# Required actions:
A – Copy out the part of the records that starts with the line containing "equation-box [170,60,310,96]" and ends with the line containing "r-squared-symbol: R [225,83,233,95]", keeping both of those lines.
B – Take the forum thread about brake judder on Nissan trucks further, picking up after the last post shown.

# Passage to read:
Just to let you all know there is no recall/ campaign for the brakes. There is a warranty extension for 3 yrs, 36k miles, and it is only for brake judder issues.


----------



## ashfordcove (May 16, 2005)

*Thanks for the 'brake judder' post*

:thumbup: Slurppie, 

New to the site, glad I am here, thanks for the 'brake judder' post, look forward to participate in discussions. 

Ashfordcove


----------



## spitfire_garage (May 18, 2005)

Hi all, new to the forum, lots of good info!

Just had my 04 Titan in for service, have the "brake judder" problem and the dealer offered do the brake upgrade no questions, first time. They told me about the bulliten right away. The truck has 48k Kilometers (28k miles)

Now if they can just fix all the double sided tape that let go on the mud flaps, and the center rear seat belt that won't come out!

Any other gremlins I should know about?


----------



## Mudchick (Apr 28, 2005)

*Seatbelt*



spitfire_garage said:


> Hi all, new to the forum, lots of good info!
> 
> Just had my 04 Titan in for service, have the "brake judder" problem and the dealer offered do the brake upgrade no questions, first time. They told me about the bulliten right away. The truck has 48k Kilometers (28k miles)
> 
> ...


Your dealer should have taken care of the seatbelt issue for you automatically. Mine did on the first trip in on brake issue. Recall issue-oh yeh, Nissan does not have "recalls".... Contact your dealer, or possibly another one, on this.
I still haven't gotten in for my brake judder yet; seems every dealer here in Nashville wants to handle it a different way. And I only want to make ONE more trip in, not 2-3....

Good luck!


----------



## Slurppie (Oct 15, 2002)

Asfordcove and Spitfire, first off welcome to NissanForums. 

SpitFire, there seems to have been a design change in the center seatbelt so just take it back to the dealership or call them. They will more than likely have to order the new complete belt for you. 

As for the brakes, I had my 6th brake job about 2 weeks ago and was told that Nissan pushed out the date of the newly designed rotors till June and that they are ordered on a per customer basis. Not liking the answer I received and not to mention the brake job they performed (see pic below) I finally called Nissan ( 800.647.7261 ) and have a representative working on the issue and hope to have a resolution soon.
**update** I just received a call from the Nissan rep, the new rotors should be here in a week or two....thank God.


Here's a pic of my passenger side rotor, notice the nice deep groove - someone fell asleep at the lathe.


----------



## Rlsuzara (Jan 30, 2005)

A run of records:
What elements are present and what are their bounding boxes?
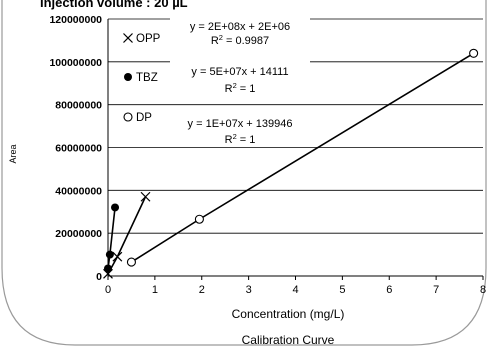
equation-box [170,60,310,96]
data-point-stroke [140,191,151,202]
legend-label: TBZ [136,72,158,84]
r-squared: R2 = 1 [225,81,256,95]
x-tick-labels: 0 1 2 3 4 5 6 7 8 [105,284,486,296]
chart-title: Injection volume : 20 µL [40,0,188,10]
y-tick-label: 100000000 [49,57,102,69]
r-squared-value: = 0.9987 [223,35,269,47]
data-point [105,250,114,259]
r-squared-symbol: R [225,83,233,95]
legend-label: DP [136,112,152,124]
chart-caption: Calibration Curve [242,333,335,347]
data-point [140,191,151,202]
x-tick-label: 0 [105,284,111,296]
data-point [111,203,120,212]
x-tick-label: 3 [246,284,252,296]
legend-marker-stroke [123,33,133,43]
data-point [112,251,123,262]
trendline-equation: y = 1E+07x + 139946 [188,118,293,130]
data-point-stroke [112,251,123,262]
equation-tbz: y = 5E+07x + 14111 R2 = 1 [170,60,310,96]
equation-box [170,16,310,48]
r-squared: R2 = 1 [225,132,256,146]
legend-item-tbz: TBZ [124,72,158,84]
y-tick-labels: 0 20000000 40000000 60000000 80000000 1000000… [49,14,102,283]
r-squared-symbol: R [225,134,233,146]
y-tick-label: 20000000 [55,228,102,240]
data-point [126,257,136,267]
legend-item-dp: DP [123,112,152,124]
data-point [469,48,479,58]
x-tick-label: 8 [480,284,486,296]
series-tbz [104,203,120,273]
y-tick-label: 0 [96,271,102,283]
y-tick-label: 120000000 [49,14,102,26]
y-tick-label: 40000000 [55,185,102,197]
series-layer [103,48,479,279]
x-tick-label: 2 [199,284,205,296]
x-tick-label: 6 [386,284,392,296]
equation-dp: y = 1E+07x + 139946 R2 = 1 [170,111,310,147]
data-point [194,214,204,224]
trendline-equation: y = 2E+08x + 2E+06 [190,21,290,33]
y-axis-label: Area [8,144,18,163]
x-tick-label: 1 [152,284,158,296]
r-squared: R2 = 0.9987 [211,33,269,47]
data-point [104,264,112,273]
legend-item-opp: OPP [123,33,161,45]
r-squared-superscript: 2 [233,81,237,90]
r-squared-value: = 1 [237,83,256,95]
y-tick-label: 80000000 [55,100,102,112]
legend-marker [123,33,133,43]
trendline-equation: y = 5E+07x + 14111 [191,66,288,78]
x-axis-label: Concentration (mg/L) [232,307,345,321]
legend-label: OPP [136,33,161,45]
legend-marker [124,73,132,81]
x-tick-label: 4 [292,284,298,296]
x-tick-label: 5 [339,284,345,296]
axes [107,19,484,280]
legend-marker [123,112,133,122]
r-squared-superscript: 2 [233,132,237,141]
x-tick-label: 7 [433,284,439,296]
equation-box [170,111,310,147]
series-dp [126,48,479,267]
legend: OPP TBZ DP [123,33,161,124]
r-squared-symbol: R [211,35,219,47]
r-squared-value: = 1 [237,134,256,146]
y-tick-label: 60000000 [55,143,102,155]
r-squared-superscript: 2 [219,33,223,42]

# Expected responses:
A –
equation-box [170,60,310,96]
data-point-stroke [140,191,151,202]
legend-label: TBZ [136,72,158,84]
r-squared: R2 = 1 [225,81,256,95]
x-tick-labels: 0 1 2 3 4 5 6 7 8 [105,284,486,296]
chart-title: Injection volume : 20 µL [40,0,188,10]
y-tick-label: 100000000 [49,57,102,69]
r-squared-value: = 0.9987 [223,35,269,47]
data-point [105,250,114,259]
r-squared-symbol: R [225,83,233,95]

B –
*Slurppie*

 Thanks so much for the info!. I have 26K on my 2004 Titan and it started to shake again for the 3 time. I asked the dealer if Nissan has solved this problem and as usual, they gave me the run around again. The 2nd time I took the titan for brakes, they just shaved off the rotor and put new pads on it. I hope this will really fix the problem for good. If it doesn't, off to the trade show. I'm replacing it with a toyota. 
See you guys in about 8,000 miles.


----------



## NYtitan (Jul 5, 2005)

If you read the TSB it says the dealer is to REPLACE the rotors and only cut them if they don't have the parts. I have never worked in a dealership that didn't have a huge stock of rotors on hand. The problem is that the techs are getting an additional .9 hrs of labor to turn the rotors. It's 2.5hrs to replace the rotors and 3.4hrs to cut them. If you were the mechanic which would you do??? All at the expense of the customer. Every time you cut the rotors they are going to warp faster because they are thinner. That means you'll be back sooner and they'll get another 3.4hrs. I'm bringing my '04 titan SE Crew cab in this Friday for the second time. They cut my rotors last time and didn't tell me till it was to late. Friday I WILL be driving out of there with new rotors.


----------



## spitfire_garage (May 18, 2005)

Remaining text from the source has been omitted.